RECORDS SHOWN:
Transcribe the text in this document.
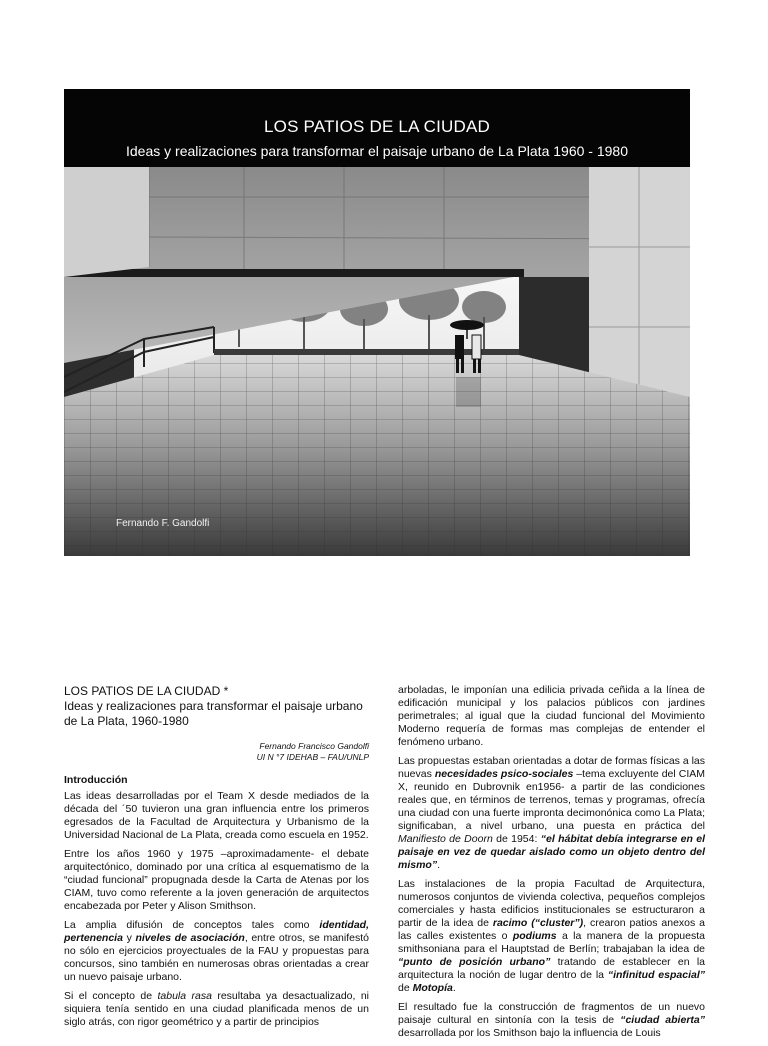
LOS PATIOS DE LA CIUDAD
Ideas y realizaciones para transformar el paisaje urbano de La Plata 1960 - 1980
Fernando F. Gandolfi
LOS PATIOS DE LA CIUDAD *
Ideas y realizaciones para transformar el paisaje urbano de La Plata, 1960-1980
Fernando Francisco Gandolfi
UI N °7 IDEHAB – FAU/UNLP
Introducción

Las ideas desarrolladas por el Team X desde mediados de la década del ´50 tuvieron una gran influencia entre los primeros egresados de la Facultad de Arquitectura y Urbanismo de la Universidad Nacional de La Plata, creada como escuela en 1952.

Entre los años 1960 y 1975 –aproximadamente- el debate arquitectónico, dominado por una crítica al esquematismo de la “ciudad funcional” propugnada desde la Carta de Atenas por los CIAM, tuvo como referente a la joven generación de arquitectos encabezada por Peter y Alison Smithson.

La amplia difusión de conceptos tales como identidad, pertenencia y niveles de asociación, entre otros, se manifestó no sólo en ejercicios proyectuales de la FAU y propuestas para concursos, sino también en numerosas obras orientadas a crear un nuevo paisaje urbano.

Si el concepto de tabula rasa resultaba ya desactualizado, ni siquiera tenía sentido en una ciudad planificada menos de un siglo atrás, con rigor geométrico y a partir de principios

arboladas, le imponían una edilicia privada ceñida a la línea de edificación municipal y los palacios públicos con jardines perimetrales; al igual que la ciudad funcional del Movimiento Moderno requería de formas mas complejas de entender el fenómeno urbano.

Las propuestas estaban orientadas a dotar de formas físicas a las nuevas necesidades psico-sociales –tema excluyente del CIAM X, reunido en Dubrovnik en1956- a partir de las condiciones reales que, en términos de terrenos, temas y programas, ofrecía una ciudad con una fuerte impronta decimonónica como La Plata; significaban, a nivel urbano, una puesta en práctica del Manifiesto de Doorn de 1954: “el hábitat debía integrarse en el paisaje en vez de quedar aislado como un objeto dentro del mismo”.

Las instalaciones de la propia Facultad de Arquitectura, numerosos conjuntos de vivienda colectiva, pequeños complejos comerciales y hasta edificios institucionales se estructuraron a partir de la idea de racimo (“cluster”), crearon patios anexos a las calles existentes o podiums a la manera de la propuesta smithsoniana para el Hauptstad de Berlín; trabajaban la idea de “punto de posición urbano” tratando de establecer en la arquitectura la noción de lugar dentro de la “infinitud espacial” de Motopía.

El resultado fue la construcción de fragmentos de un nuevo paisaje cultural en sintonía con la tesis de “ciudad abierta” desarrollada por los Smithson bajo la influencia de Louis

TASK BRIEF: Using the records above, gather all lines where the string "Gandolfi" is present.

SOLUTION FOR THIS TASK:
Fernando F. Gandolfi
Fernando Francisco Gandolfi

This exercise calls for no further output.